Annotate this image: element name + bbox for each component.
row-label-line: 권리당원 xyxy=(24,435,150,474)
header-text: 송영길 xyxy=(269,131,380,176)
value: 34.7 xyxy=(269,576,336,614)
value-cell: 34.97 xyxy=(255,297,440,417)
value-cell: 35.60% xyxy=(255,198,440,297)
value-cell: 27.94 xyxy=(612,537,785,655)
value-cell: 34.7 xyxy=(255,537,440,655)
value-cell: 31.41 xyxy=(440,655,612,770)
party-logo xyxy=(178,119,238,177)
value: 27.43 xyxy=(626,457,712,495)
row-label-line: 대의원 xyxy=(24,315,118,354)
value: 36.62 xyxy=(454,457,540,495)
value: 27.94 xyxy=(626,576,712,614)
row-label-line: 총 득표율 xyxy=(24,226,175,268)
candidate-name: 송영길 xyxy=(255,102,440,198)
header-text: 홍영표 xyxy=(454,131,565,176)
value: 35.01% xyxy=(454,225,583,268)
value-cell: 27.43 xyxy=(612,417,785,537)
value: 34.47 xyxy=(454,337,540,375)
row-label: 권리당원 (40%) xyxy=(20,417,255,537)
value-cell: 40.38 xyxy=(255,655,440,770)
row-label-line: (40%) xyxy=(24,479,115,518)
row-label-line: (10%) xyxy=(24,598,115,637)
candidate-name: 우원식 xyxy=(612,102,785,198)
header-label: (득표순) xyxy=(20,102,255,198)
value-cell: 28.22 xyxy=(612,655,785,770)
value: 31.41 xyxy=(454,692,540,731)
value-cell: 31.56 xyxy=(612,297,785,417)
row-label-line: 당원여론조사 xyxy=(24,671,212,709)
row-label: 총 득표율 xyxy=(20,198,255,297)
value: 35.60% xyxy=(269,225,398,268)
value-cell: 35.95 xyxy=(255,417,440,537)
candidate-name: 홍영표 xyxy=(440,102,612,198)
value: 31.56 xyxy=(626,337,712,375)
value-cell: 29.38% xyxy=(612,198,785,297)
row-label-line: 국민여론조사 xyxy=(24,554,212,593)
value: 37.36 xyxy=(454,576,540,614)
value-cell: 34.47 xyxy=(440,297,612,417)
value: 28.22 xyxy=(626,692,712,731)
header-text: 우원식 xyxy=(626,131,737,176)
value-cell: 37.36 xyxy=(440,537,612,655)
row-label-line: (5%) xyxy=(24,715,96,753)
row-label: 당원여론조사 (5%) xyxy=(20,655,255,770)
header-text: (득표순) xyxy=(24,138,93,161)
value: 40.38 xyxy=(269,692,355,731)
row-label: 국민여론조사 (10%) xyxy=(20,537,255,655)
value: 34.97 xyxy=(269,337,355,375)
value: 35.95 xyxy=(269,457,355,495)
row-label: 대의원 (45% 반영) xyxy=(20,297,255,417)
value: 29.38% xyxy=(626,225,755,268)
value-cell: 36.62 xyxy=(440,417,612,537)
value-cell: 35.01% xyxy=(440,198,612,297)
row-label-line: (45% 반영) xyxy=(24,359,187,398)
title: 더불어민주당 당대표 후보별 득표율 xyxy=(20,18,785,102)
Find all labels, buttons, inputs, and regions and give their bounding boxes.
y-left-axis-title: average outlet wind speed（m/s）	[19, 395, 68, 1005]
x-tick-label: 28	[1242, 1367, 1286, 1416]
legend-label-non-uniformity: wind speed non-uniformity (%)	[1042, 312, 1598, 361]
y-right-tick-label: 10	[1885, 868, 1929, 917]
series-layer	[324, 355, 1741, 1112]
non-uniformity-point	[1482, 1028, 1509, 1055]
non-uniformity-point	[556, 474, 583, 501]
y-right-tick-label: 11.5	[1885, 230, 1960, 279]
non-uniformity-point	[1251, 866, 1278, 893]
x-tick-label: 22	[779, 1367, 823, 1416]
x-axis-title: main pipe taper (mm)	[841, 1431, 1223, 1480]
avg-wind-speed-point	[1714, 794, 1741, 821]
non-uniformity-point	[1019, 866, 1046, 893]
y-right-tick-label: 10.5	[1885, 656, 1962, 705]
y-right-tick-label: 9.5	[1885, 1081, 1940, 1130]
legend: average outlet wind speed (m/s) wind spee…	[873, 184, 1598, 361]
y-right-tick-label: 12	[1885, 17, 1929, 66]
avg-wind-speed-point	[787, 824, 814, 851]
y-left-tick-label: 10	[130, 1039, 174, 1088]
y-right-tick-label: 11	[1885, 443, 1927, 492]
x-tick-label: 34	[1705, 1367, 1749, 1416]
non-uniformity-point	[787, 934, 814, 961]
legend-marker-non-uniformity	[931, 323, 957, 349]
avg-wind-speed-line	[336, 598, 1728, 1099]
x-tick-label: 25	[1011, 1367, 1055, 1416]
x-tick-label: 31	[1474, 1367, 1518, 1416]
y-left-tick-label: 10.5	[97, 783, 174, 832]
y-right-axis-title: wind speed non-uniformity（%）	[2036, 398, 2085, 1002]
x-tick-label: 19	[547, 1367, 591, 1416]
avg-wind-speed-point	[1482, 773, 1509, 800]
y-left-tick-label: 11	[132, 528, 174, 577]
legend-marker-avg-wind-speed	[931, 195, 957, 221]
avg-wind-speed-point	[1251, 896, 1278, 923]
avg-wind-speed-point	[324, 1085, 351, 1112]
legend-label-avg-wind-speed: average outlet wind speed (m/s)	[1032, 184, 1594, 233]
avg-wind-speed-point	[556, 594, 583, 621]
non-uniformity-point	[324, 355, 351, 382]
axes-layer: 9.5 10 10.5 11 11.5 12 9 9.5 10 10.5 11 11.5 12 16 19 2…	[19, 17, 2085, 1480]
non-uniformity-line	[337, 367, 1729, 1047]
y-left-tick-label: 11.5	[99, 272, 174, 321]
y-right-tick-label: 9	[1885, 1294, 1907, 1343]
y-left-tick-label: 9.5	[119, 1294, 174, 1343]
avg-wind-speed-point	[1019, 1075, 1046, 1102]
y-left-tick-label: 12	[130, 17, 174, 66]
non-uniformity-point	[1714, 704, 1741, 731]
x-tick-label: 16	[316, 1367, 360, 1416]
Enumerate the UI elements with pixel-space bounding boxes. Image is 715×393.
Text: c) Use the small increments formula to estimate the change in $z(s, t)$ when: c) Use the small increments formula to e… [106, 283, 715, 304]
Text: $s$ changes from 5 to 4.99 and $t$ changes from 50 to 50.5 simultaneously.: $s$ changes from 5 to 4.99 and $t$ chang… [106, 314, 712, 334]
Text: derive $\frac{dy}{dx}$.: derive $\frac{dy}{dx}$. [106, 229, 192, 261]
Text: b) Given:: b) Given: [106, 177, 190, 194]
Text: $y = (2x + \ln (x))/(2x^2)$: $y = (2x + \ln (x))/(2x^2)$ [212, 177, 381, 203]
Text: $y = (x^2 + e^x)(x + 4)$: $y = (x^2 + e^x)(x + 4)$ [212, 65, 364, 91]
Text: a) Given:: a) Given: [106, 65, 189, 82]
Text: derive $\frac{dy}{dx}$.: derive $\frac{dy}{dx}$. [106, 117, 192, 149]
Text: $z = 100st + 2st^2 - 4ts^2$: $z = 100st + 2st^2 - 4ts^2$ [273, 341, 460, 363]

* * * * * * * * *

Copy out, in full, every line of the listing above that contains the word "outlet".

y-left-axis-title: average outlet wind speed（m/s）	[19, 395, 68, 1005]
legend: average outlet wind speed (m/s) wind spee…	[873, 184, 1598, 361]
legend-label-avg-wind-speed: average outlet wind speed (m/s)	[1032, 184, 1594, 233]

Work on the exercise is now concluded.